--- Figure collection entries ---

▼▼▼

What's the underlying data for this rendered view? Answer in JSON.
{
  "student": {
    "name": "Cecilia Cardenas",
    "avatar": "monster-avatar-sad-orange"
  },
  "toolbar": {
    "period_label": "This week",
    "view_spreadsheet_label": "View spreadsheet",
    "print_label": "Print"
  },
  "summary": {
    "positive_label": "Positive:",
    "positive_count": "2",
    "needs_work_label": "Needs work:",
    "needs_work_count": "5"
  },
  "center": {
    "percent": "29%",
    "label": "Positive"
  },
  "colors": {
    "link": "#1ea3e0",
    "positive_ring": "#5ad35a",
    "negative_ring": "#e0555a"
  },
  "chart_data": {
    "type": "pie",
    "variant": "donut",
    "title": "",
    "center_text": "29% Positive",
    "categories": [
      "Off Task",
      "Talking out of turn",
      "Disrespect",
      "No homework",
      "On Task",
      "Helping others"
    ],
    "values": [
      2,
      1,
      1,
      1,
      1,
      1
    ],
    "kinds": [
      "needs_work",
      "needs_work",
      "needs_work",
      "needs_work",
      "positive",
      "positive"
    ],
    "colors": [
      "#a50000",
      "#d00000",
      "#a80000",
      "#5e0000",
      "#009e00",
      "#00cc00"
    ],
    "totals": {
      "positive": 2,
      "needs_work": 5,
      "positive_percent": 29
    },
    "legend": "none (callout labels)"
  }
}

▲▲▲

--- WRITTEN INSTRUCTION ---
Copy down the material exactly as written.

--- WRITTEN RESPONSE ---
What's the underlying data for this rendered view? Answer in JSON.
{
  "student": {
    "name": "Cecilia Cardenas",
    "avatar": "monster-avatar-sad-orange"
  },
  "toolbar": {
    "period_label": "This week",
    "view_spreadsheet_label": "View spreadsheet",
    "print_label": "Print"
  },
  "summary": {
    "positive_label": "Positive:",
    "positive_count": "2",
    "needs_work_label": "Needs work:",
    "needs_work_count": "5"
  },
  "center": {
    "percent": "29%",
    "label": "Positive"
  },
  "colors": {
    "link": "#1ea3e0",
    "positive_ring": "#5ad35a",
    "negative_ring": "#e0555a"
  },
  "chart_data": {
    "type": "pie",
    "variant": "donut",
    "title": "",
    "center_text": "29% Positive",
    "categories": [
      "Off Task",
      "Talking out of turn",
      "Disrespect",
      "No homework",
      "On Task",
      "Helping others"
    ],
    "values": [
      2,
      1,
      1,
      1,
      1,
      1
    ],
    "kinds": [
      "needs_work",
      "needs_work",
      "needs_work",
      "needs_work",
      "positive",
      "positive"
    ],
    "colors": [
      "#a50000",
      "#d00000",
      "#a80000",
      "#5e0000",
      "#009e00",
      "#00cc00"
    ],
    "totals": {
      "positive": 2,
      "needs_work": 5,
      "positive_percent": 29
    },
    "legend": "none (callout labels)"
  }
}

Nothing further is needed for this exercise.